GOAL →
Copy each of the records below word for word, leaving out the pictures.

Image layout annotations →
..............................
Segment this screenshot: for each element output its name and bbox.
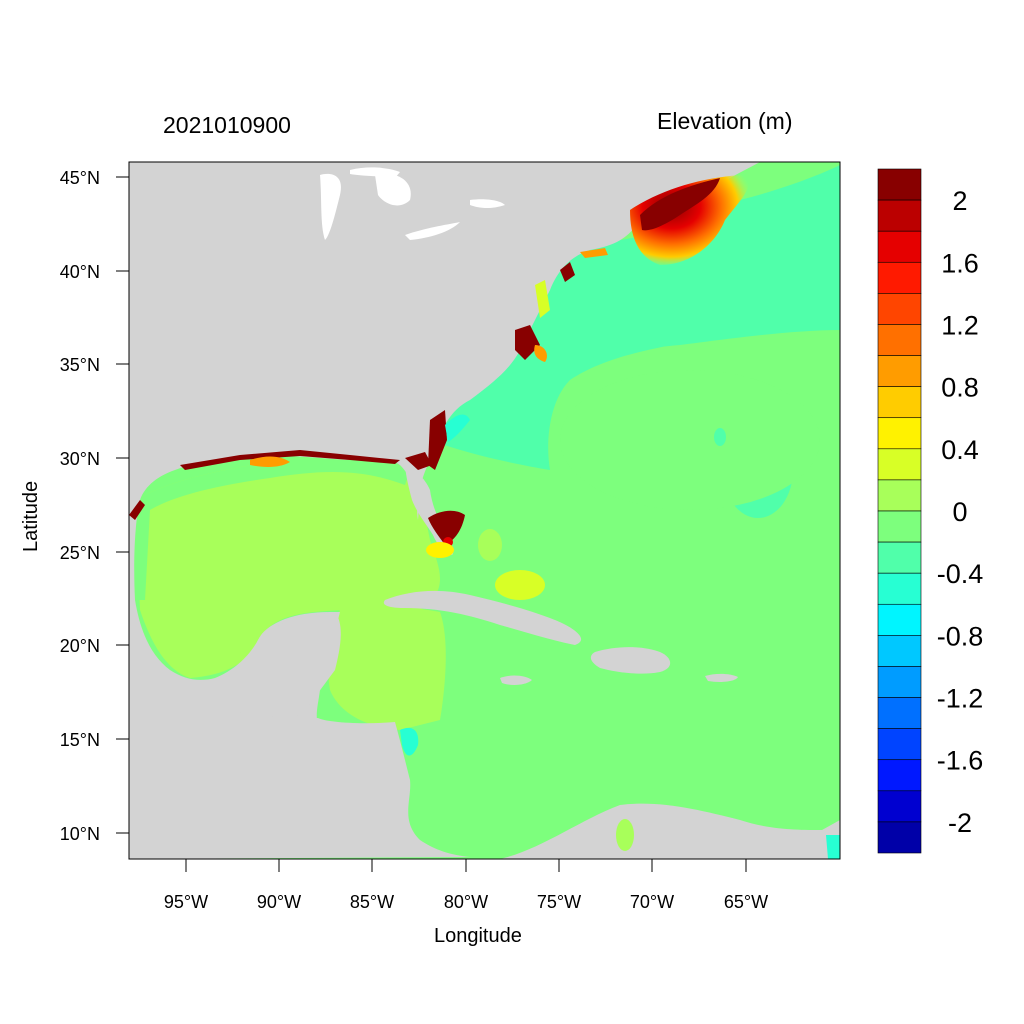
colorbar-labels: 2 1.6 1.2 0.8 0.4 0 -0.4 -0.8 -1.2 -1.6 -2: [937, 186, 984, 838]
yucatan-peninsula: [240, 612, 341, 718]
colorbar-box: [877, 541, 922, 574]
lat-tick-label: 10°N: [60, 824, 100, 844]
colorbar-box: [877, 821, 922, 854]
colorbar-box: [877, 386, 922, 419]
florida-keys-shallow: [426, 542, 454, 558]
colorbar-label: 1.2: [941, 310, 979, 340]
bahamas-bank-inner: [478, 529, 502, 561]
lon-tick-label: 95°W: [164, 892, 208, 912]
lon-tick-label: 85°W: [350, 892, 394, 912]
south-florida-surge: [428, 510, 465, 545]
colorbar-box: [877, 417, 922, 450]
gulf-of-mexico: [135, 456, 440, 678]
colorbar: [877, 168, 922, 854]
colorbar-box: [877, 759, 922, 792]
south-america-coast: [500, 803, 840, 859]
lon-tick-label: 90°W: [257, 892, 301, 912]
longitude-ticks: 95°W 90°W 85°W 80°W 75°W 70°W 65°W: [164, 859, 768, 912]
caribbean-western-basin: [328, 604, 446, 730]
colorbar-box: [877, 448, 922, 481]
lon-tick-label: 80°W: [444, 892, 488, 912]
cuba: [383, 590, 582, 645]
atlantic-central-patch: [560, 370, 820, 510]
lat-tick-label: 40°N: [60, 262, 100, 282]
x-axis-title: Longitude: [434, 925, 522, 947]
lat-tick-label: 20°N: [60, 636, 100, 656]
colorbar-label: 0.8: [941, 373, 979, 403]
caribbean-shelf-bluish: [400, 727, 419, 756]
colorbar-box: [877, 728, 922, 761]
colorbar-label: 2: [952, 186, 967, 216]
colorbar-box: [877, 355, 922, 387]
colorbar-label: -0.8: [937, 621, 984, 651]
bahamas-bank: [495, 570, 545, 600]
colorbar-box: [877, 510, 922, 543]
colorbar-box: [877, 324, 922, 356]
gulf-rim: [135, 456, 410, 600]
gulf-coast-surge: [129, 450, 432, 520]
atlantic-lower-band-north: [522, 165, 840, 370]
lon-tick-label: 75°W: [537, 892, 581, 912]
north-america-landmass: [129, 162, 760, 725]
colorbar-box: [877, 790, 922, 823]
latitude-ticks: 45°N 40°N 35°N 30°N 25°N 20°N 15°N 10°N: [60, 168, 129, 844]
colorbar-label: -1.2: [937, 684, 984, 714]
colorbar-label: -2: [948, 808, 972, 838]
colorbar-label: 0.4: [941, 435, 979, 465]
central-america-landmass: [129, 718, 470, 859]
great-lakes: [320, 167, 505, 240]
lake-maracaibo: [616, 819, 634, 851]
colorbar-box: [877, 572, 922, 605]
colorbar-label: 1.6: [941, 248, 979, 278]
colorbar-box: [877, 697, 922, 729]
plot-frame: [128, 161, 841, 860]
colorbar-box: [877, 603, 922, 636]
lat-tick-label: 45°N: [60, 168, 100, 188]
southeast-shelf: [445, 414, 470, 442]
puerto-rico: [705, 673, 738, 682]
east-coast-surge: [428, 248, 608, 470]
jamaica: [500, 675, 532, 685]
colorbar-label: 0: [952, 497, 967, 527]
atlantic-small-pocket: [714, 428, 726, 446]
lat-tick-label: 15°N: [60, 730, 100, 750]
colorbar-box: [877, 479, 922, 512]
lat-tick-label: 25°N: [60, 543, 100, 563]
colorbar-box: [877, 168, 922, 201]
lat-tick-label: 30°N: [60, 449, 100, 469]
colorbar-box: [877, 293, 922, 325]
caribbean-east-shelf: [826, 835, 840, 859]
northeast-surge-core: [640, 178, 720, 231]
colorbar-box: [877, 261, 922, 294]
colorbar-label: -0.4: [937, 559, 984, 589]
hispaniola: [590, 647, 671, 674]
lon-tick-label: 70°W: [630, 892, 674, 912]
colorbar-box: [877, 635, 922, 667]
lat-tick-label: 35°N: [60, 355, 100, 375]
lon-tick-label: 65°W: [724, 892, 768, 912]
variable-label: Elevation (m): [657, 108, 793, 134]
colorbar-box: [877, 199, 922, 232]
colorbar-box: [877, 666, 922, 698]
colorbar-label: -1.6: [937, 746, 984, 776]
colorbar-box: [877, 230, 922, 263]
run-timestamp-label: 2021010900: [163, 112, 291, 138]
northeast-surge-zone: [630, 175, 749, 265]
..............................
TASK RESULT →
Segment this screenshot: for each element output its name and bbox.
colorbar-labels: 2 1.6 1.2 0.8 0.4 0 -0.4 -0.8 -1.2 -1.6 -2: [937, 186, 984, 838]
yucatan-peninsula: [240, 612, 341, 718]
colorbar-box: [877, 541, 922, 574]
lat-tick-label: 10°N: [60, 824, 100, 844]
colorbar-box: [877, 821, 922, 854]
colorbar-box: [877, 386, 922, 419]
florida-keys-shallow: [426, 542, 454, 558]
colorbar-label: 1.2: [941, 310, 979, 340]
bahamas-bank-inner: [478, 529, 502, 561]
lon-tick-label: 95°W: [164, 892, 208, 912]
lon-tick-label: 85°W: [350, 892, 394, 912]
south-florida-surge: [428, 510, 465, 545]
colorbar-box: [877, 417, 922, 450]
gulf-of-mexico: [135, 456, 440, 678]
colorbar: [877, 168, 922, 854]
colorbar-box: [877, 759, 922, 792]
south-america-coast: [500, 803, 840, 859]
lon-tick-label: 90°W: [257, 892, 301, 912]
longitude-ticks: 95°W 90°W 85°W 80°W 75°W 70°W 65°W: [164, 859, 768, 912]
caribbean-western-basin: [328, 604, 446, 730]
colorbar-box: [877, 448, 922, 481]
lon-tick-label: 80°W: [444, 892, 488, 912]
cuba: [383, 590, 582, 645]
atlantic-central-patch: [560, 370, 820, 510]
lat-tick-label: 40°N: [60, 262, 100, 282]
x-axis-title: Longitude: [434, 925, 522, 947]
lat-tick-label: 20°N: [60, 636, 100, 656]
colorbar-label: 0.8: [941, 373, 979, 403]
caribbean-shelf-bluish: [400, 727, 419, 756]
colorbar-box: [877, 728, 922, 761]
colorbar-label: 2: [952, 186, 967, 216]
colorbar-box: [877, 355, 922, 387]
colorbar-label: -0.8: [937, 621, 984, 651]
bahamas-bank: [495, 570, 545, 600]
colorbar-box: [877, 510, 922, 543]
colorbar-box: [877, 324, 922, 356]
gulf-rim: [135, 456, 410, 600]
gulf-coast-surge: [129, 450, 432, 520]
atlantic-lower-band-north: [522, 165, 840, 370]
lon-tick-label: 75°W: [537, 892, 581, 912]
north-america-landmass: [129, 162, 760, 725]
colorbar-box: [877, 790, 922, 823]
latitude-ticks: 45°N 40°N 35°N 30°N 25°N 20°N 15°N 10°N: [60, 168, 129, 844]
colorbar-label: -1.2: [937, 684, 984, 714]
colorbar-label: -2: [948, 808, 972, 838]
colorbar-label: 0.4: [941, 435, 979, 465]
central-america-landmass: [129, 718, 470, 859]
great-lakes: [320, 167, 505, 240]
lake-maracaibo: [616, 819, 634, 851]
colorbar-box: [877, 572, 922, 605]
colorbar-label: 1.6: [941, 248, 979, 278]
colorbar-box: [877, 697, 922, 729]
plot-frame: [128, 161, 841, 860]
colorbar-box: [877, 603, 922, 636]
lat-tick-label: 45°N: [60, 168, 100, 188]
southeast-shelf: [445, 414, 470, 442]
puerto-rico: [705, 673, 738, 682]
east-coast-surge: [428, 248, 608, 470]
jamaica: [500, 675, 532, 685]
colorbar-label: 0: [952, 497, 967, 527]
atlantic-small-pocket: [714, 428, 726, 446]
lat-tick-label: 15°N: [60, 730, 100, 750]
colorbar-box: [877, 479, 922, 512]
lat-tick-label: 25°N: [60, 543, 100, 563]
colorbar-box: [877, 168, 922, 201]
lat-tick-label: 30°N: [60, 449, 100, 469]
colorbar-box: [877, 293, 922, 325]
caribbean-east-shelf: [826, 835, 840, 859]
northeast-surge-core: [640, 178, 720, 231]
colorbar-box: [877, 261, 922, 294]
colorbar-label: -0.4: [937, 559, 984, 589]
hispaniola: [590, 647, 671, 674]
lon-tick-label: 70°W: [630, 892, 674, 912]
colorbar-box: [877, 635, 922, 667]
lat-tick-label: 35°N: [60, 355, 100, 375]
lon-tick-label: 65°W: [724, 892, 768, 912]
variable-label: Elevation (m): [657, 108, 793, 134]
colorbar-box: [877, 199, 922, 232]
colorbar-box: [877, 666, 922, 698]
colorbar-label: -1.6: [937, 746, 984, 776]
colorbar-box: [877, 230, 922, 263]
run-timestamp-label: 2021010900: [163, 112, 291, 138]
northeast-surge-zone: [630, 175, 749, 265]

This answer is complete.